**EXERCISE INSTRUCTIONS**. Find the lines with the string "Center" and return them.

BEGIN MATERIAL PROVIDED

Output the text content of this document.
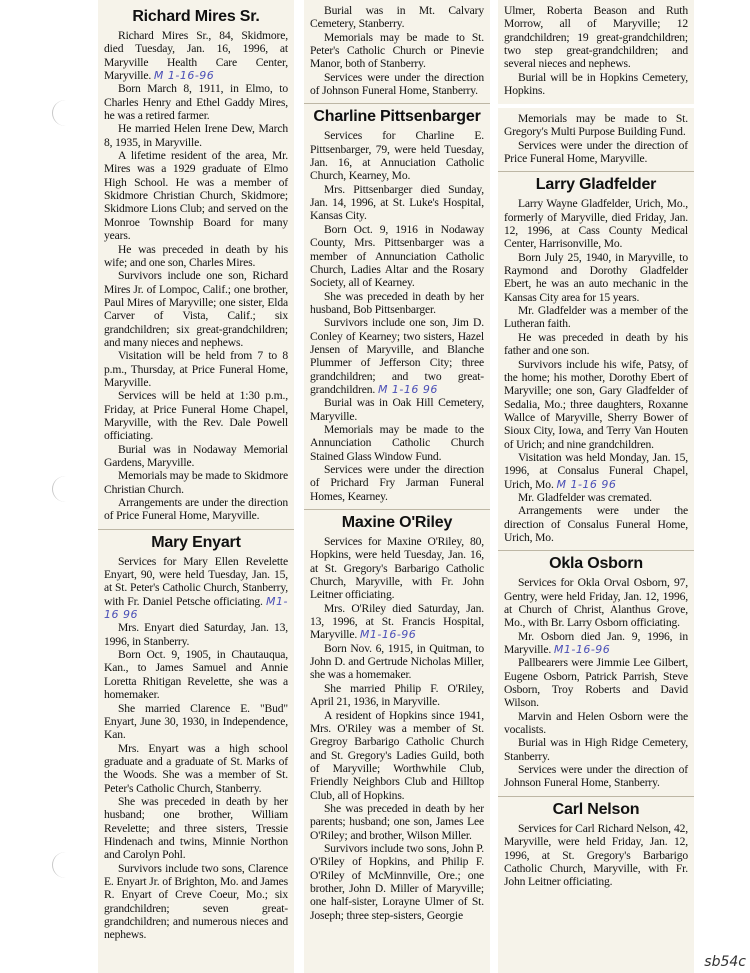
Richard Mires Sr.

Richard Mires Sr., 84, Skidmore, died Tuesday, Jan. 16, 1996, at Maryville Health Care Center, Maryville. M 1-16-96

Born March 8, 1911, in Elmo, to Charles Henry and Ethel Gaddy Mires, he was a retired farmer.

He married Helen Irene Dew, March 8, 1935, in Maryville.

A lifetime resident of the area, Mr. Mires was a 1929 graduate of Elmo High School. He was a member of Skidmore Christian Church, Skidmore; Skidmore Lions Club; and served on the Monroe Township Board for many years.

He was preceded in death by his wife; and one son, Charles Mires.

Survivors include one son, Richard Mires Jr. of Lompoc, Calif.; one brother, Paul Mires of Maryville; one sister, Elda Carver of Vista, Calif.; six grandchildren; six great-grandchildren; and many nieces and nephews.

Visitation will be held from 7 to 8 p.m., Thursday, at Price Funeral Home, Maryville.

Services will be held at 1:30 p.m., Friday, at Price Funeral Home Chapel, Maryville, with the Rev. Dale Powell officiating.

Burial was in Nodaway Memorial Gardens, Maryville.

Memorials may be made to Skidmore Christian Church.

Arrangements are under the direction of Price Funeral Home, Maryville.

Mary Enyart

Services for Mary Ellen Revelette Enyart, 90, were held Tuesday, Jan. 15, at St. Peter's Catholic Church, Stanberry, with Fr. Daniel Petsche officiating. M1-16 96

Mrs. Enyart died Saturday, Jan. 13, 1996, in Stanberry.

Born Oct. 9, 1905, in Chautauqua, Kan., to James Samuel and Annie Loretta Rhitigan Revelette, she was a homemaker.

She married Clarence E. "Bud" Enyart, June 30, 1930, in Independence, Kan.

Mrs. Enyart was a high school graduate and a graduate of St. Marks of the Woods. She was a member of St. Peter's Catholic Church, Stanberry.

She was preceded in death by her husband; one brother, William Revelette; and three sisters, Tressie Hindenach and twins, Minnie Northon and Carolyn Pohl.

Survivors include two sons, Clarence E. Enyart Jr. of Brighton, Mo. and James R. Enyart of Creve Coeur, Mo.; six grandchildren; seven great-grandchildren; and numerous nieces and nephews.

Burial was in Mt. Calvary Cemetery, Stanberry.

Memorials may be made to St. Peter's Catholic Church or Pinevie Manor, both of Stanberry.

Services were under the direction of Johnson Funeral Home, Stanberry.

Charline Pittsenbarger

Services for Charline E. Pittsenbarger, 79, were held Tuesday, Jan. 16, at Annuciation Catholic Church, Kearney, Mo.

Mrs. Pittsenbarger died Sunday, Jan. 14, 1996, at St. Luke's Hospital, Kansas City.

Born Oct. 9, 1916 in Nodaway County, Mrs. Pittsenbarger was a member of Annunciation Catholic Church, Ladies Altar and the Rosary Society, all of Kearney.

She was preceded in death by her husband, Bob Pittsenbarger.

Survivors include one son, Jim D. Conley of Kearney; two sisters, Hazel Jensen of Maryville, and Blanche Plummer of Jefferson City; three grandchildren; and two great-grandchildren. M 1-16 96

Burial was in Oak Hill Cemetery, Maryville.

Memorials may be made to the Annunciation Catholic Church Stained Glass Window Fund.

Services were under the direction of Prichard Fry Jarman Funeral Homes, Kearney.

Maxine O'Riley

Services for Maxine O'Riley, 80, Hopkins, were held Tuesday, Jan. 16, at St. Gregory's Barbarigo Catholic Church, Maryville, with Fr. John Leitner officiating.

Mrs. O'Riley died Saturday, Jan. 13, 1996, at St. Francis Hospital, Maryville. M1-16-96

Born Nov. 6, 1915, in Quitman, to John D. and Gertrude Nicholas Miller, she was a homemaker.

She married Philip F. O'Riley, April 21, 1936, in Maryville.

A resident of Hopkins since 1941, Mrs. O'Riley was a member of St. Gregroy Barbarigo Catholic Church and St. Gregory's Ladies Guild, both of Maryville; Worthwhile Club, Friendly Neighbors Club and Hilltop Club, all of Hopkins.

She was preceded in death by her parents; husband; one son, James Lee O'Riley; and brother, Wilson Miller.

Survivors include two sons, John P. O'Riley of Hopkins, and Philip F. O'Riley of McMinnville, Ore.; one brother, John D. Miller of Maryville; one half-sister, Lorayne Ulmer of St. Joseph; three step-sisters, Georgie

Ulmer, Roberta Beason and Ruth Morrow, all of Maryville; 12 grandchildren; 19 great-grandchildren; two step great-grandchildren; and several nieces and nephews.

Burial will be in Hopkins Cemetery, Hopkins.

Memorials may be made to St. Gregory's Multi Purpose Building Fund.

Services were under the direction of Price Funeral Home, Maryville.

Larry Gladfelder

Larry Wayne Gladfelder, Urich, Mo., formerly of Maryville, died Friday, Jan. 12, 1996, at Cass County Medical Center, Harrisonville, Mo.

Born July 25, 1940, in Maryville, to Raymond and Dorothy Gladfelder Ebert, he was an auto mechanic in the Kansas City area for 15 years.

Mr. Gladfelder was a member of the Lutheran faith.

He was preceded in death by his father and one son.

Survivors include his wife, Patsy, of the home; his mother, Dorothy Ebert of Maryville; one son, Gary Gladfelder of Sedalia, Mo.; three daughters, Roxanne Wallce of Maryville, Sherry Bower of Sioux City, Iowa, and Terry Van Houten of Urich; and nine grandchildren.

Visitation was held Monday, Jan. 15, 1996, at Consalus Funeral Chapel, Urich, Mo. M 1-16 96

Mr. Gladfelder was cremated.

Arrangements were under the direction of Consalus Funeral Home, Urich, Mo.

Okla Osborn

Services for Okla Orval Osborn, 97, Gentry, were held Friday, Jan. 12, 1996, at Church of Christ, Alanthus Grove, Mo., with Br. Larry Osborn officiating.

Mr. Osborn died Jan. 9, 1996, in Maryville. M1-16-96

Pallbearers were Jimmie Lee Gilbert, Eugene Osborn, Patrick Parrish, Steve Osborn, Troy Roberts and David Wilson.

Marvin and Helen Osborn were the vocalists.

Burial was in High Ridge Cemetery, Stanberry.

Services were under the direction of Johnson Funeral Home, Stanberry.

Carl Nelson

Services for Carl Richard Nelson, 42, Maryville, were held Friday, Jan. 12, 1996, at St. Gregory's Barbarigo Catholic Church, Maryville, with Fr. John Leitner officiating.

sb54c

END MATERIAL PROVIDED

**COMPLETE ANSWER**.
Richard Mires Sr., 84, Skidmore, died Tuesday, Jan. 16, 1996, at Maryville Health Care Center, Maryville. M 1-16-96
Larry Wayne Gladfelder, Urich, Mo., formerly of Maryville, died Friday, Jan. 12, 1996, at Cass County Medical Center, Harrisonville, Mo.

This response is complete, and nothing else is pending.